Work to be completed: Identify the lines containing the word "Safety". Copy each one.

┏━━

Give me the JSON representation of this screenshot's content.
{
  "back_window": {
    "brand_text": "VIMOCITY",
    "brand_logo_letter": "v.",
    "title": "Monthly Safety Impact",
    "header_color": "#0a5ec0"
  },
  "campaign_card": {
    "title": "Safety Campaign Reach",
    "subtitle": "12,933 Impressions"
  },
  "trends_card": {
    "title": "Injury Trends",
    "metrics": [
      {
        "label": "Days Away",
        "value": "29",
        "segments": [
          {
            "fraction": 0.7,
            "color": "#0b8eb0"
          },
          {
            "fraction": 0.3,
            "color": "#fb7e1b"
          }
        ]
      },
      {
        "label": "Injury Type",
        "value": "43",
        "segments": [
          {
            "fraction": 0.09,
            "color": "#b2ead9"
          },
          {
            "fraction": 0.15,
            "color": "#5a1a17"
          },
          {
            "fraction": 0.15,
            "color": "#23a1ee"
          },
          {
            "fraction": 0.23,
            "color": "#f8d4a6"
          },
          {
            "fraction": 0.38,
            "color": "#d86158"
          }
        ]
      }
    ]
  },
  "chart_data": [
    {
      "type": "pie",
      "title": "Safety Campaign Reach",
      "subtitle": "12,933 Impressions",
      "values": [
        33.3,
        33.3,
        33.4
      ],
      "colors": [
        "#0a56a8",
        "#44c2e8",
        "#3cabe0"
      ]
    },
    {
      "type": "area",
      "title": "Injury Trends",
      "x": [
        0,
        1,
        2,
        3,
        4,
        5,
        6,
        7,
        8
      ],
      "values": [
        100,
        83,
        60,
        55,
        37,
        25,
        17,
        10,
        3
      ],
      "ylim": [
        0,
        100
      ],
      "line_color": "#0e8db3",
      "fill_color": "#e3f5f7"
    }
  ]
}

┗━━
┏━━

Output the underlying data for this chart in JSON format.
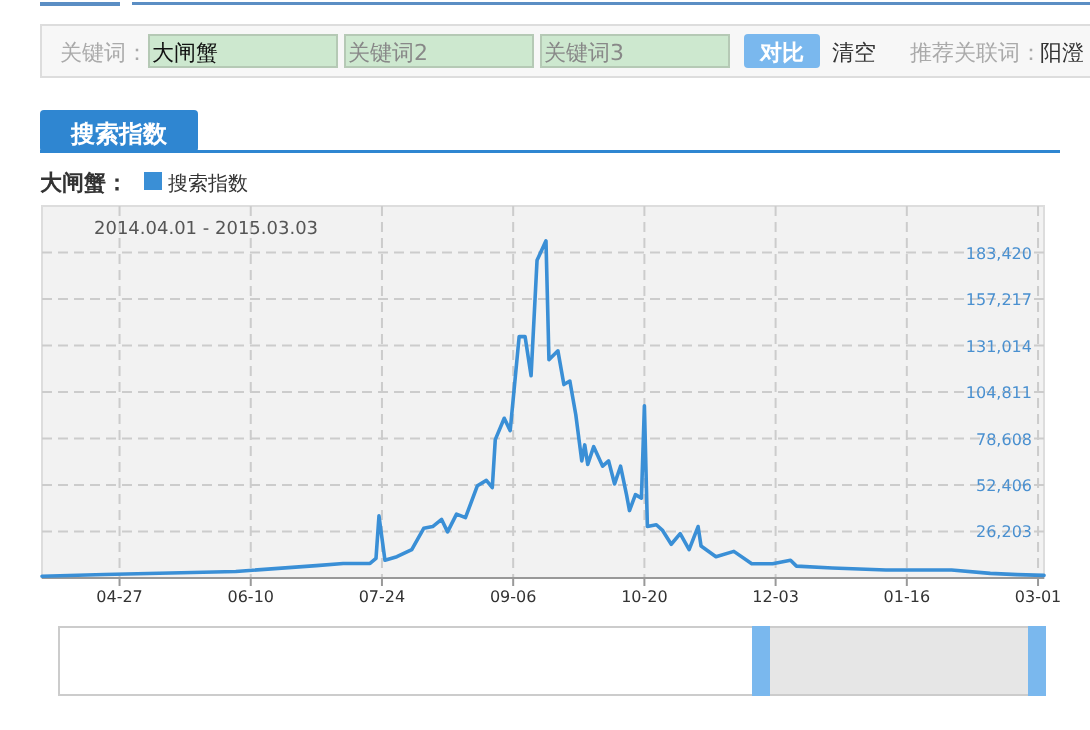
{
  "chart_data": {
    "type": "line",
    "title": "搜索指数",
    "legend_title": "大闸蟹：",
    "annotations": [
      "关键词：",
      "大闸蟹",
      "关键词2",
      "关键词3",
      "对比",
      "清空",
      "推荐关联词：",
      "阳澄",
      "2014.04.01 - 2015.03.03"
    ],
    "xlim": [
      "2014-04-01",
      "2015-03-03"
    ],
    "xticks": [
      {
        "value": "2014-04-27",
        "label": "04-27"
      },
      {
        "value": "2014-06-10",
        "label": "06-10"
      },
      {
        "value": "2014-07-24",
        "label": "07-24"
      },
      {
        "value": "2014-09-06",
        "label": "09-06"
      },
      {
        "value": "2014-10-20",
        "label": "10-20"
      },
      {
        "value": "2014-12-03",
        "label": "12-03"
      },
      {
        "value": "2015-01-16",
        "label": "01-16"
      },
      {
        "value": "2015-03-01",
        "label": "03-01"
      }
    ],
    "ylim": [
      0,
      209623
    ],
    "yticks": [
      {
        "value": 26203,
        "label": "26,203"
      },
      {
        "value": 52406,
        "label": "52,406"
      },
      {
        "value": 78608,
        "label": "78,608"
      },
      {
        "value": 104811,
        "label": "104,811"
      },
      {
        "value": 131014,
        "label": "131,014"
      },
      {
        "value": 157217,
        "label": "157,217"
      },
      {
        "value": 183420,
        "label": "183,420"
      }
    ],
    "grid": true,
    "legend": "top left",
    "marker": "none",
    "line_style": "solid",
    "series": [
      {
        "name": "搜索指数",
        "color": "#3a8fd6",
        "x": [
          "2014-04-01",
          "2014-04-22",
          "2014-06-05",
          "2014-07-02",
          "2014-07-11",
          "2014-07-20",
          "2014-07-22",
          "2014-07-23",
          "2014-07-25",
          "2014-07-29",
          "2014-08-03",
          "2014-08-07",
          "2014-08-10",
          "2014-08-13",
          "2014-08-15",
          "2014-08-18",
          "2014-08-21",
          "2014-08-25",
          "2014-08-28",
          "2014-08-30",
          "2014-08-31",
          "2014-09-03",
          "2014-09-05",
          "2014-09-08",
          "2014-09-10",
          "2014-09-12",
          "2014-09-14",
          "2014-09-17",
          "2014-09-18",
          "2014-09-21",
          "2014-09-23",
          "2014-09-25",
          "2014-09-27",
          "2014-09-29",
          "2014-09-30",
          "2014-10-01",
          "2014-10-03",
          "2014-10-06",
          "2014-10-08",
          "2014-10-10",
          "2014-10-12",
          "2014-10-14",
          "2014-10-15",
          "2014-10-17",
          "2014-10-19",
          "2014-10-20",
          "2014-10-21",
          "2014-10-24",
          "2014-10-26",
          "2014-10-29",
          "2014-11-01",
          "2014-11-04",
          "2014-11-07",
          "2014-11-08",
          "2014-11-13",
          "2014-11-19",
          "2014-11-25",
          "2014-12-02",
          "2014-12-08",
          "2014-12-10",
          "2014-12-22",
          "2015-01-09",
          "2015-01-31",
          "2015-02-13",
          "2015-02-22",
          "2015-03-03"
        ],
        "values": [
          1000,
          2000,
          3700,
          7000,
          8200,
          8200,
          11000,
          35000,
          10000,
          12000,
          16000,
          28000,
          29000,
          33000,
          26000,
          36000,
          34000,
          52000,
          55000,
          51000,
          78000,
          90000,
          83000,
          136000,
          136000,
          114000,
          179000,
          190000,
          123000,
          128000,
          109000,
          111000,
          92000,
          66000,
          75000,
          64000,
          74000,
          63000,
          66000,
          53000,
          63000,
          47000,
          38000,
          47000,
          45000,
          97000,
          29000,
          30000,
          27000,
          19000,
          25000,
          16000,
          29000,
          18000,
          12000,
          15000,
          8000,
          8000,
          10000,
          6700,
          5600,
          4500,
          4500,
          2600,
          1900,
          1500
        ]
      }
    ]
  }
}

┗━━
┏━━

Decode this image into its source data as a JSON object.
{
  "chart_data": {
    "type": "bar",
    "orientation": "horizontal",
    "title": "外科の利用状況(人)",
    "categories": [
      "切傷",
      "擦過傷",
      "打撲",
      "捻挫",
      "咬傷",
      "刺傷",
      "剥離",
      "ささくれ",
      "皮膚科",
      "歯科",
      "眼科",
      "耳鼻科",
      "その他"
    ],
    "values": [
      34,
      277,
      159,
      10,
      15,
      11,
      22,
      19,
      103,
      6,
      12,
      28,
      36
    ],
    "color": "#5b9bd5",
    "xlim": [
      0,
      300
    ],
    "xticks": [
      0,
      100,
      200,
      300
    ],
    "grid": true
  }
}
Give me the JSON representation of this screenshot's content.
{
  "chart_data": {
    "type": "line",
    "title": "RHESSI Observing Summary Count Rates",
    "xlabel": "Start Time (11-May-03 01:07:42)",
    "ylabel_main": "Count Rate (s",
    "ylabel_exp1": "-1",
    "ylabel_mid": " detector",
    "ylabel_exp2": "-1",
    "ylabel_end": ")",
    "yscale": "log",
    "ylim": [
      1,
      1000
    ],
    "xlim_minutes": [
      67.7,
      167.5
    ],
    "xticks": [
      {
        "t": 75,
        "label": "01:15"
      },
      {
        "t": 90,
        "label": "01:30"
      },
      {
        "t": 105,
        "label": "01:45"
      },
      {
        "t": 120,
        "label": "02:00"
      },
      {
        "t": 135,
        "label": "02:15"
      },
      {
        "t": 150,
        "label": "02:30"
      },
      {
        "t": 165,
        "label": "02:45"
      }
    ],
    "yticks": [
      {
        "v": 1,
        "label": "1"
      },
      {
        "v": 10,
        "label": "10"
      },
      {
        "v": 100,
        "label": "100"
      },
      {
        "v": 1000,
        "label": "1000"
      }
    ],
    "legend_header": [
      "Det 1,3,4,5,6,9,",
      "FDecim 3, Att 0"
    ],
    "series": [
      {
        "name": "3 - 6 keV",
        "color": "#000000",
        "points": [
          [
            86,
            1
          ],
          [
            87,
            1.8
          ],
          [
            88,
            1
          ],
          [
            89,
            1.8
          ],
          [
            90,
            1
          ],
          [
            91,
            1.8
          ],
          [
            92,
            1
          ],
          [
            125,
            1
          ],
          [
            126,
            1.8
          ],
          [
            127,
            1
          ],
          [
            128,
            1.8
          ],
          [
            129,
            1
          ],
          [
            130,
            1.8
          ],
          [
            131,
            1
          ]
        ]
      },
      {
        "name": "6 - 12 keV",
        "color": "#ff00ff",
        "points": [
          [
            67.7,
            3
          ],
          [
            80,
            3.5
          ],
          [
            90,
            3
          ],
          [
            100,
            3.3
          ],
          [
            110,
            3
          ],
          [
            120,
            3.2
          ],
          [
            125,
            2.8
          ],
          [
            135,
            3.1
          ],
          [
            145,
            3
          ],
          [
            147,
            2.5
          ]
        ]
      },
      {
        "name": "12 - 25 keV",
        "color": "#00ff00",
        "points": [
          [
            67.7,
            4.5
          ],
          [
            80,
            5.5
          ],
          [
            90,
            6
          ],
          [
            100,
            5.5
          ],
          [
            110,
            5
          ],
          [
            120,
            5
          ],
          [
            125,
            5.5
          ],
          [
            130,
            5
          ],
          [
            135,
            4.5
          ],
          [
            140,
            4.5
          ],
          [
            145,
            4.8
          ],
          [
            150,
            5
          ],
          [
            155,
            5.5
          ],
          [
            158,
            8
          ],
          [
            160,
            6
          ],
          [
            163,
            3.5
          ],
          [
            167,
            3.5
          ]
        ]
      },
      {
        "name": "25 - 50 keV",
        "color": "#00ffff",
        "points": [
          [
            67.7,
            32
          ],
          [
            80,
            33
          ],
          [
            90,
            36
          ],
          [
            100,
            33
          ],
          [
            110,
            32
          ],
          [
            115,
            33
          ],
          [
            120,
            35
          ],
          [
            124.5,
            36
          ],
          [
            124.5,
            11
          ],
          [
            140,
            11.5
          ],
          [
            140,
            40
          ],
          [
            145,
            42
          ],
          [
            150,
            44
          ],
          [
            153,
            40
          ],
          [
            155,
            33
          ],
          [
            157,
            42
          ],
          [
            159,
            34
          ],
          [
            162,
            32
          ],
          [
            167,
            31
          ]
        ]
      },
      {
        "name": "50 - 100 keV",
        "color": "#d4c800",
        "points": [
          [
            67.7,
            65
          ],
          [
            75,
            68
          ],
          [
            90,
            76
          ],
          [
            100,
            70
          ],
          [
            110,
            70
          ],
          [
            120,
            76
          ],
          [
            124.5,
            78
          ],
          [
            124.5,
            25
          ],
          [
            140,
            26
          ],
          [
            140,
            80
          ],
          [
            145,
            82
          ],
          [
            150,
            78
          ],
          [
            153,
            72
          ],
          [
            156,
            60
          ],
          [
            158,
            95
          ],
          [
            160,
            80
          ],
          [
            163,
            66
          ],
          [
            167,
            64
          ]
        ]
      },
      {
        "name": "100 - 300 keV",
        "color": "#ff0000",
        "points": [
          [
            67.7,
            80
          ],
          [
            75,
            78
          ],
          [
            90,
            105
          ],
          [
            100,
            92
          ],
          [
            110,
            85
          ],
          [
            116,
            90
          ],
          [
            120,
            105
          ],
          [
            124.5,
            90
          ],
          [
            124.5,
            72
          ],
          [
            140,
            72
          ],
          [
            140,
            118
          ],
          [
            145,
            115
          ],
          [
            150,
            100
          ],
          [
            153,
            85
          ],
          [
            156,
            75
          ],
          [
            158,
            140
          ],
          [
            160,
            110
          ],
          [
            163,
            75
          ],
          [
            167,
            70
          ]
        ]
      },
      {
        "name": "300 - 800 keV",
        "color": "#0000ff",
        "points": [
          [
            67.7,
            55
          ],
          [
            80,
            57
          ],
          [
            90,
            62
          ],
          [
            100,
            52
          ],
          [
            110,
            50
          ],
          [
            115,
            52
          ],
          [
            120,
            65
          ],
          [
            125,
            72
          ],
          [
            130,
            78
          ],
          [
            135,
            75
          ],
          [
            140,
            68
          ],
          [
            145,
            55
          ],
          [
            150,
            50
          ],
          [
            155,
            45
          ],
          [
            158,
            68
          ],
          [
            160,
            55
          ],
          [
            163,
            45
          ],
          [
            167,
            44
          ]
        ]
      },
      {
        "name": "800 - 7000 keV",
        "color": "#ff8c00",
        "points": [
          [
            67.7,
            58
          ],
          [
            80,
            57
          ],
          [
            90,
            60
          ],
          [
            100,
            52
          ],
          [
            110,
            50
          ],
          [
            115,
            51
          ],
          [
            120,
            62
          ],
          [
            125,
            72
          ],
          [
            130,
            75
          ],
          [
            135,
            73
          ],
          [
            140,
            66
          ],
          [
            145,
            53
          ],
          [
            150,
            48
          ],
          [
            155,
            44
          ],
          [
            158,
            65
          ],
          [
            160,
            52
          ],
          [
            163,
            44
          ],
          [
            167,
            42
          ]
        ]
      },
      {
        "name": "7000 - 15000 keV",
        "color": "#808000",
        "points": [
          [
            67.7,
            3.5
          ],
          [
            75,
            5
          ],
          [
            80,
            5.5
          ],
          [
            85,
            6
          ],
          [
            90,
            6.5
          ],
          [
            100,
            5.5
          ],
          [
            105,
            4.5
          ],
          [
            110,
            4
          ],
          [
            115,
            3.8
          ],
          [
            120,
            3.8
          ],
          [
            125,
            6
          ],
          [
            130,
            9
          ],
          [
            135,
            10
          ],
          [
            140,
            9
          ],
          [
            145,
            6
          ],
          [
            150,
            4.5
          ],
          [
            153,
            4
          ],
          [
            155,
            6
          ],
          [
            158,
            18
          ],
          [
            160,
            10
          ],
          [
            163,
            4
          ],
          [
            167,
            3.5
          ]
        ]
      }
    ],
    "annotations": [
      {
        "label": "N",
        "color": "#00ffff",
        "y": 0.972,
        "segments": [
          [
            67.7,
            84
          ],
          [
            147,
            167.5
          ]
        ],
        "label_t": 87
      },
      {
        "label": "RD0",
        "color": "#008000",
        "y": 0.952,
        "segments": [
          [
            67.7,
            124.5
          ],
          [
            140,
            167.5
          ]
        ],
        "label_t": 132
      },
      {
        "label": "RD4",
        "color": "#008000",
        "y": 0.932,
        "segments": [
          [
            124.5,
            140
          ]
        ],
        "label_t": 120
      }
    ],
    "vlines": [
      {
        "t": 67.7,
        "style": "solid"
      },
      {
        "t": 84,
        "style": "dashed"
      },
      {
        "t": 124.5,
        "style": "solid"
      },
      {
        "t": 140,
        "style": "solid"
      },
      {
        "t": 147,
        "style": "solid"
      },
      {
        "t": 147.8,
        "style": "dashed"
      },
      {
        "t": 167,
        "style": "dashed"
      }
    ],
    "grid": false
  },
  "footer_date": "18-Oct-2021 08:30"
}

┗━━

Exercise output:
    "title": "Monthly Safety Impact",
    "title": "Safety Campaign Reach",
      "title": "Safety Campaign Reach",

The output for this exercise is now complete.